═════ RECORDS

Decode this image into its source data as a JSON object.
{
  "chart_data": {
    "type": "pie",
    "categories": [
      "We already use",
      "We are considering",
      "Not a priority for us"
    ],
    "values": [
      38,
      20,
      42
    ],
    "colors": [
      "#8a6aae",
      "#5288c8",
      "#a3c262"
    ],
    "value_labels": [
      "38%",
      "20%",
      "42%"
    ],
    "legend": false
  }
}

══════════
═════ RECORDS

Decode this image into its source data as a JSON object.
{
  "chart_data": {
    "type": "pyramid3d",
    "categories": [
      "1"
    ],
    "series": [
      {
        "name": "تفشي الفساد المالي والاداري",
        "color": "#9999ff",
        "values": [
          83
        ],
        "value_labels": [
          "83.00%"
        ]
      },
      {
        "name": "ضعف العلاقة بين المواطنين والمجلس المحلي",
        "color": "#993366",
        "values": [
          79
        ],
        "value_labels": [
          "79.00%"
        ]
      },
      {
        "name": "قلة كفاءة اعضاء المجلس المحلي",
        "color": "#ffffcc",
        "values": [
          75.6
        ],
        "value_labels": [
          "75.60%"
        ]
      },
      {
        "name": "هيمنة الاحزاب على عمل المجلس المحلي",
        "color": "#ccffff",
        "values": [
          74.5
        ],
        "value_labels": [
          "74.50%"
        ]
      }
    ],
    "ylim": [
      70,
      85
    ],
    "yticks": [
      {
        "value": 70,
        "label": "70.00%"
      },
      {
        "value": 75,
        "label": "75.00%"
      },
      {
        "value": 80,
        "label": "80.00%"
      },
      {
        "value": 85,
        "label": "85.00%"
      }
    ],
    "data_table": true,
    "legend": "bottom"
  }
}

══════════
═════ RECORDS

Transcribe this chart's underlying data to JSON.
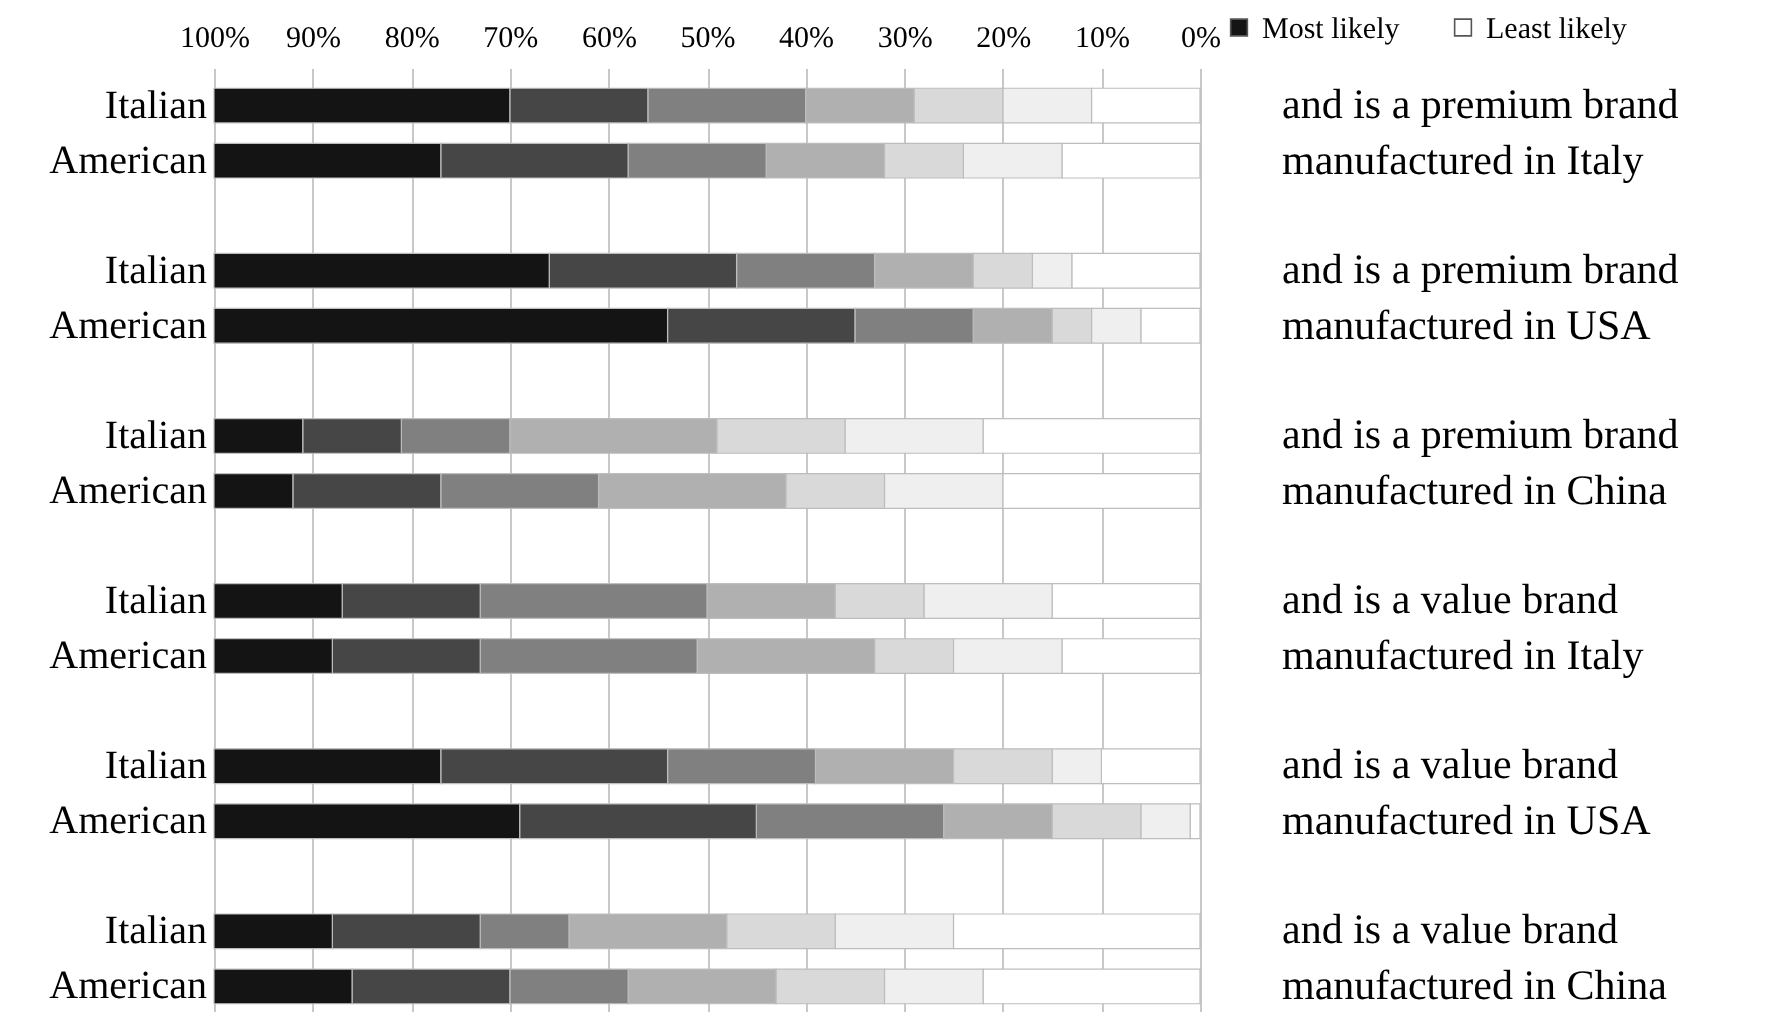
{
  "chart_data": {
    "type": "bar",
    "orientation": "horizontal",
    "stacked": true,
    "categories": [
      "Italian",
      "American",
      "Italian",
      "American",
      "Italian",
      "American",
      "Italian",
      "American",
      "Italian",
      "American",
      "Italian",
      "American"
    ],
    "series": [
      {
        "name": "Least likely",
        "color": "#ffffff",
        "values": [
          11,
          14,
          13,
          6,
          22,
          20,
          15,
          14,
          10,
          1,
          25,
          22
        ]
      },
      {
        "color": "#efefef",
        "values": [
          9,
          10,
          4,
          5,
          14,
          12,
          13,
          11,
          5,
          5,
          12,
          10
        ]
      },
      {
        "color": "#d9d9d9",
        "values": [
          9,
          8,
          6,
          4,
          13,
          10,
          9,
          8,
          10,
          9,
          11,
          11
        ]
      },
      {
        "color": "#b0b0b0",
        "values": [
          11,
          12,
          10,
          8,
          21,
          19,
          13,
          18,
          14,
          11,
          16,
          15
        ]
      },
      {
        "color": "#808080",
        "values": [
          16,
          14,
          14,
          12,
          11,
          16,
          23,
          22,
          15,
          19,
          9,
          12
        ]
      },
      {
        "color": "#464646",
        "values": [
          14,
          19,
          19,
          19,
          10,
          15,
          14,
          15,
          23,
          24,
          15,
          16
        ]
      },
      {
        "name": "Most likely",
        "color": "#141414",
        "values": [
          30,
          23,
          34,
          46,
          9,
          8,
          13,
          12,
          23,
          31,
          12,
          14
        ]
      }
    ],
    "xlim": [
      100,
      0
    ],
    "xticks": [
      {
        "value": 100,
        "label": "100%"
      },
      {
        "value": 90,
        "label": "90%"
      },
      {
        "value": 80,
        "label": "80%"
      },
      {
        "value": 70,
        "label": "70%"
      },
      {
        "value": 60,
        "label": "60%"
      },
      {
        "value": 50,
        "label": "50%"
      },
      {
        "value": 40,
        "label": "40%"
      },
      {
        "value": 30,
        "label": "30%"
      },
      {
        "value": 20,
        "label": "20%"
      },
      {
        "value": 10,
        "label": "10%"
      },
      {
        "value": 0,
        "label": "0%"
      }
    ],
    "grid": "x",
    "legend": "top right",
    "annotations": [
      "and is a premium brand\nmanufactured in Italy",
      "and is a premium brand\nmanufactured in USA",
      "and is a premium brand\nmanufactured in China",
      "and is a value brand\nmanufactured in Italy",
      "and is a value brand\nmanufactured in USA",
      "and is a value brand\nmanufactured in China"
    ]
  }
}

══════════

*WHAT NEEDS TO BE DONE*
Find every line in the records above that contains the word "المحلي", and copy each one.

*IN RESPONSE*
        "name": "ضعف العلاقة بين المواطنين والمجلس المحلي",
        "name": "قلة كفاءة اعضاء المجلس المحلي",
        "name": "هيمنة الاحزاب على عمل المجلس المحلي",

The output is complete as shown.